Your task is to transcribe the records exactly, skipping every image.

__Items from a data source__:
* Begin *

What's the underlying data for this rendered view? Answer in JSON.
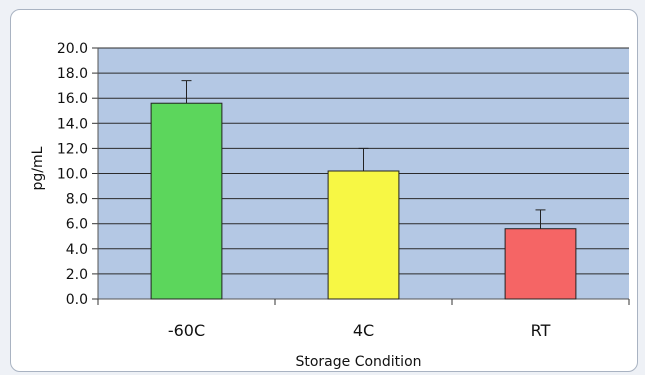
{
  "chart_data": {
    "type": "bar",
    "title": "",
    "xlabel": "Storage Condition",
    "ylabel": "pg/mL",
    "categories": [
      "-60C",
      "4C",
      "RT"
    ],
    "values": [
      15.6,
      10.2,
      5.6
    ],
    "error_bars": [
      1.8,
      1.8,
      1.5
    ],
    "bar_colors": [
      "#5cd65c",
      "#f7f744",
      "#f56565"
    ],
    "ylim": [
      0,
      20
    ],
    "ytick_step": 2,
    "ytick_labels": [
      "0.0",
      "2.0",
      "4.0",
      "6.0",
      "8.0",
      "10.0",
      "12.0",
      "14.0",
      "16.0",
      "18.0",
      "20.0"
    ],
    "grid": true,
    "plot_background": "#b4c8e4",
    "legend": "none"
  }
}
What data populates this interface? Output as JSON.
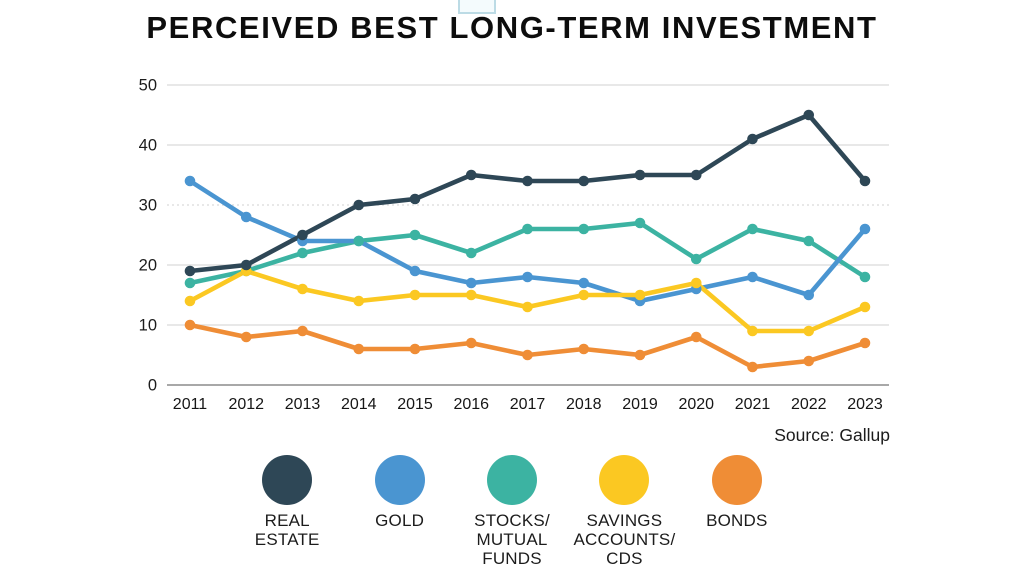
{
  "title": "PERCEIVED BEST LONG-TERM INVESTMENT",
  "source": "Source: Gallup",
  "chart_data": {
    "type": "line",
    "title": "PERCEIVED BEST LONG-TERM INVESTMENT",
    "xlabel": "",
    "ylabel": "",
    "ylim": [
      0,
      50
    ],
    "yticks": [
      0,
      10,
      20,
      30,
      40,
      50
    ],
    "grid": true,
    "grid_color": "#dbdbdb",
    "zero_line_color": "#a8a8a8",
    "legend_position": "bottom",
    "categories": [
      "2011",
      "2012",
      "2013",
      "2014",
      "2015",
      "2016",
      "2017",
      "2018",
      "2019",
      "2020",
      "2021",
      "2022",
      "2023"
    ],
    "series": [
      {
        "name": "REAL\nESTATE",
        "color": "#2e4756",
        "values": [
          19,
          20,
          25,
          30,
          31,
          35,
          34,
          34,
          35,
          35,
          41,
          45,
          34
        ]
      },
      {
        "name": "GOLD",
        "color": "#4a95d1",
        "values": [
          34,
          28,
          24,
          24,
          19,
          17,
          18,
          17,
          14,
          16,
          18,
          15,
          26
        ]
      },
      {
        "name": "STOCKS/\nMUTUAL\nFUNDS",
        "color": "#3cb3a2",
        "values": [
          17,
          19,
          22,
          24,
          25,
          22,
          26,
          26,
          27,
          21,
          26,
          24,
          18
        ]
      },
      {
        "name": "SAVINGS\nACCOUNTS/\nCDS",
        "color": "#fbc822",
        "values": [
          14,
          19,
          16,
          14,
          15,
          15,
          13,
          15,
          15,
          17,
          9,
          9,
          13
        ]
      },
      {
        "name": "BONDS",
        "color": "#ef8d36",
        "values": [
          10,
          8,
          9,
          6,
          6,
          7,
          5,
          6,
          5,
          8,
          3,
          4,
          7
        ]
      }
    ]
  }
}
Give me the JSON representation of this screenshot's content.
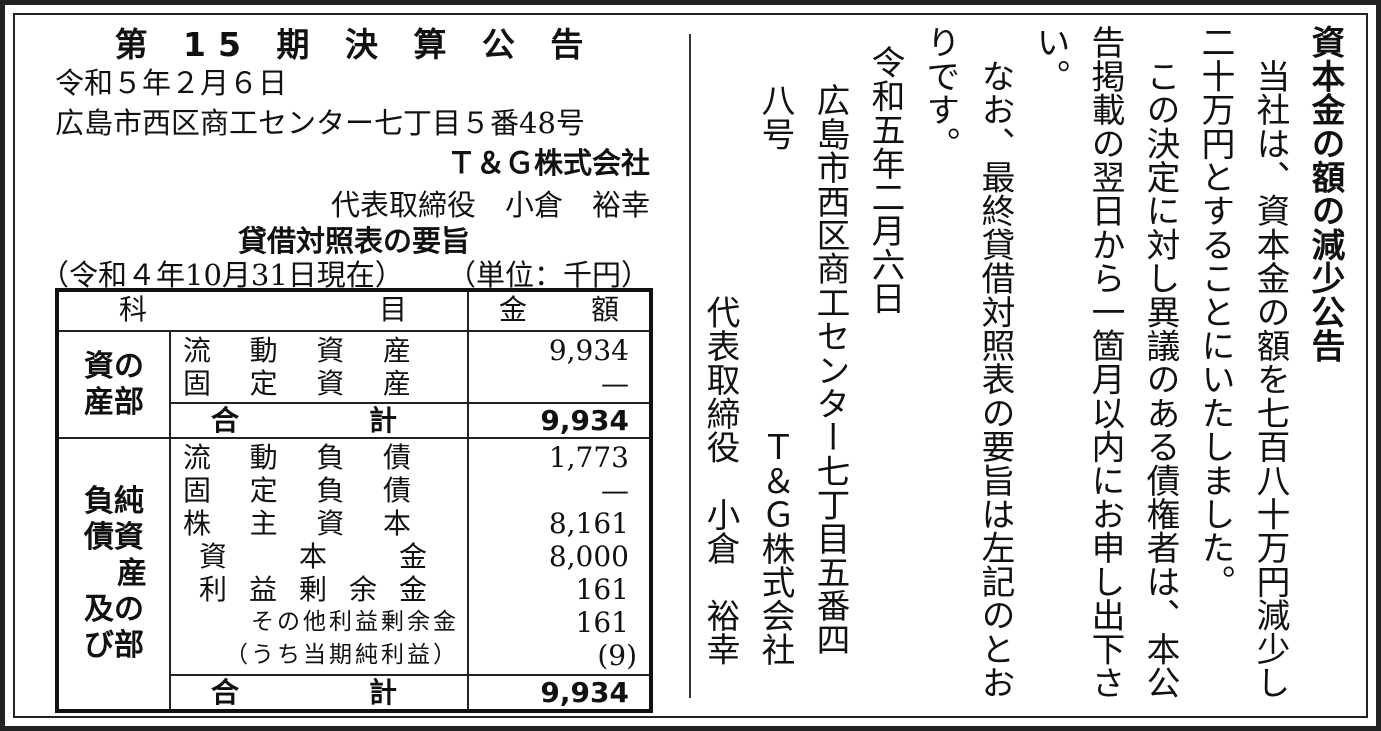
{
  "settlement": {
    "title": "第 15 期 決 算 公 告",
    "date": "令和５年２月６日",
    "address": "広島市西区商工センター七丁目５番48号",
    "company": "Ｔ＆Ｇ株式会社",
    "representative": "代表取締役　小倉　裕幸",
    "bs_title": "貸借対照表の要旨",
    "as_of": "（令和４年10月31日現在）",
    "unit": "（単位：千円）",
    "table": {
      "header": {
        "item_a": "科",
        "item_b": "目",
        "amount_a": "金",
        "amount_b": "額"
      },
      "assets_section": [
        "資の",
        "産部"
      ],
      "assets": [
        {
          "chars": [
            "流",
            "動",
            "資",
            "産"
          ],
          "value": "9,934"
        },
        {
          "chars": [
            "固",
            "定",
            "資",
            "産"
          ],
          "value": "—"
        }
      ],
      "assets_total": {
        "chars": [
          "合",
          "計"
        ],
        "value": "9,934"
      },
      "liab_section": [
        "負純",
        "債資",
        "産",
        "及の",
        "び部"
      ],
      "liabilities": [
        {
          "chars": [
            "流",
            "動",
            "負",
            "債"
          ],
          "value": "1,773"
        },
        {
          "chars": [
            "固",
            "定",
            "負",
            "債"
          ],
          "value": "—"
        },
        {
          "chars": [
            "株",
            "主",
            "資",
            "本"
          ],
          "value": "8,161"
        },
        {
          "chars": [
            "資",
            "本",
            "金"
          ],
          "value": "8,000"
        },
        {
          "chars": [
            "利",
            "益",
            "剰",
            "余",
            "金"
          ],
          "value": "161"
        },
        {
          "chars": [
            "その他利益剰余金"
          ],
          "value": "161"
        },
        {
          "chars": [
            "（うち当期純利益）"
          ],
          "value": "(9)"
        }
      ],
      "liab_total": {
        "chars": [
          "合",
          "計"
        ],
        "value": "9,934"
      }
    }
  },
  "notice": {
    "title": "資本金の額の減少公告",
    "body": [
      "　当社は、資本金の額を七百八十万円減少し",
      "二十万円とすることにいたしました。",
      "　この決定に対し異議のある債権者は、本公",
      "告掲載の翌日から一箇月以内にお申し出下さ",
      "い。",
      "　なお、最終貸借対照表の要旨は左記のとお",
      "りです。"
    ],
    "date": "令和五年二月六日",
    "address_1": "広島市西区商工センター七丁目五番四",
    "address_2": "八号",
    "company": "Ｔ＆Ｇ株式会社",
    "representative": "代表取締役　小倉　裕幸"
  }
}
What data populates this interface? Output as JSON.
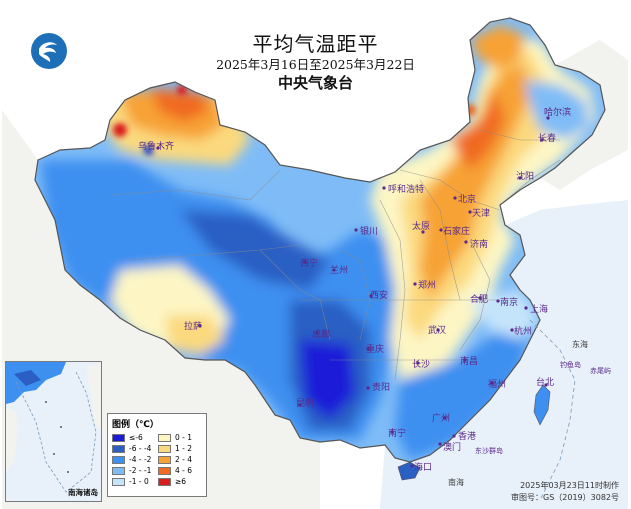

* End *

__Result of this exercise__:
What's the underlying data for this rendered view? Answer in JSON.
{
  "chart_data": {
    "type": "bar",
    "title": "",
    "xlabel": "Storage Condition",
    "ylabel": "pg/mL",
    "categories": [
      "-60C",
      "4C",
      "RT"
    ],
    "values": [
      15.6,
      10.2,
      5.6
    ],
    "error_bars": [
      1.8,
      1.8,
      1.5
    ],
    "bar_colors": [
      "#5cd65c",
      "#f7f744",
      "#f56565"
    ],
    "ylim": [
      0,
      20
    ],
    "ytick_step": 2,
    "ytick_labels": [
      "0.0",
      "2.0",
      "4.0",
      "6.0",
      "8.0",
      "10.0",
      "12.0",
      "14.0",
      "16.0",
      "18.0",
      "20.0"
    ],
    "grid": true,
    "plot_background": "#b4c8e4",
    "legend": "none"
  }
}
What data populates this interface? Output as JSON.
{
  "title": "PERCEIVED BEST LONG-TERM INVESTMENT",
  "source": "Source: Gallup",
  "chart_data": {
    "type": "line",
    "title": "PERCEIVED BEST LONG-TERM INVESTMENT",
    "xlabel": "",
    "ylabel": "",
    "ylim": [
      0,
      50
    ],
    "yticks": [
      0,
      10,
      20,
      30,
      40,
      50
    ],
    "grid": true,
    "grid_color": "#dbdbdb",
    "zero_line_color": "#a8a8a8",
    "legend_position": "bottom",
    "categories": [
      "2011",
      "2012",
      "2013",
      "2014",
      "2015",
      "2016",
      "2017",
      "2018",
      "2019",
      "2020",
      "2021",
      "2022",
      "2023"
    ],
    "series": [
      {
        "name": "REAL\nESTATE",
        "color": "#2e4756",
        "values": [
          19,
          20,
          25,
          30,
          31,
          35,
          34,
          34,
          35,
          35,
          41,
          45,
          34
        ]
      },
      {
        "name": "GOLD",
        "color": "#4a95d1",
        "values": [
          34,
          28,
          24,
          24,
          19,
          17,
          18,
          17,
          14,
          16,
          18,
          15,
          26
        ]
      },
      {
        "name": "STOCKS/\nMUTUAL\nFUNDS",
        "color": "#3cb3a2",
        "values": [
          17,
          19,
          22,
          24,
          25,
          22,
          26,
          26,
          27,
          21,
          26,
          24,
          18
        ]
      },
      {
        "name": "SAVINGS\nACCOUNTS/\nCDS",
        "color": "#fbc822",
        "values": [
          14,
          19,
          16,
          14,
          15,
          15,
          13,
          15,
          15,
          17,
          9,
          9,
          13
        ]
      },
      {
        "name": "BONDS",
        "color": "#ef8d36",
        "values": [
          10,
          8,
          9,
          6,
          6,
          7,
          5,
          6,
          5,
          8,
          3,
          4,
          7
        ]
      }
    ]
  }
}
Give me the JSON representation of this screenshot's content.
{
  "settlement": {
    "title": "第 15 期 決 算 公 告",
    "date": "令和５年２月６日",
    "address": "広島市西区商工センター七丁目５番48号",
    "company": "Ｔ＆Ｇ株式会社",
    "representative": "代表取締役　小倉　裕幸",
    "bs_title": "貸借対照表の要旨",
    "as_of": "（令和４年10月31日現在）",
    "unit": "（単位：千円）",
    "table": {
      "header": {
        "item_a": "科",
        "item_b": "目",
        "amount_a": "金",
        "amount_b": "額"
      },
      "assets_section": [
        "資の",
        "産部"
      ],
      "assets": [
        {
          "chars": [
            "流",
            "動",
            "資",
            "産"
          ],
          "value": "9,934"
        },
        {
          "chars": [
            "固",
            "定",
            "資",
            "産"
          ],
          "value": "—"
        }
      ],
      "assets_total": {
        "chars": [
          "合",
          "計"
        ],
        "value": "9,934"
      },
      "liab_section": [
        "負純",
        "債資",
        "産",
        "及の",
        "び部"
      ],
      "liabilities": [
        {
          "chars": [
            "流",
            "動",
            "負",
            "債"
          ],
          "value": "1,773"
        },
        {
          "chars": [
            "固",
            "定",
            "負",
            "債"
          ],
          "value": "—"
        },
        {
          "chars": [
            "株",
            "主",
            "資",
            "本"
          ],
          "value": "8,161"
        },
        {
          "chars": [
            "資",
            "本",
            "金"
          ],
          "value": "8,000"
        },
        {
          "chars": [
            "利",
            "益",
            "剰",
            "余",
            "金"
          ],
          "value": "161"
        },
        {
          "chars": [
            "その他利益剰余金"
          ],
          "value": "161"
        },
        {
          "chars": [
            "（うち当期純利益）"
          ],
          "value": "(9)"
        }
      ],
      "liab_total": {
        "chars": [
          "合",
          "計"
        ],
        "value": "9,934"
      }
    }
  },
  "notice": {
    "title": "資本金の額の減少公告",
    "body": [
      "　当社は、資本金の額を七百八十万円減少し",
      "二十万円とすることにいたしました。",
      "　この決定に対し異議のある債権者は、本公",
      "告掲載の翌日から一箇月以内にお申し出下さ",
      "い。",
      "　なお、最終貸借対照表の要旨は左記のとお",
      "りです。"
    ],
    "date": "令和五年二月六日",
    "address_1": "広島市西区商工センター七丁目五番四",
    "address_2": "八号",
    "company": "Ｔ＆Ｇ株式会社",
    "representative": "代表取締役　小倉　裕幸"
  }
}
What data populates this interface? Output as JSON.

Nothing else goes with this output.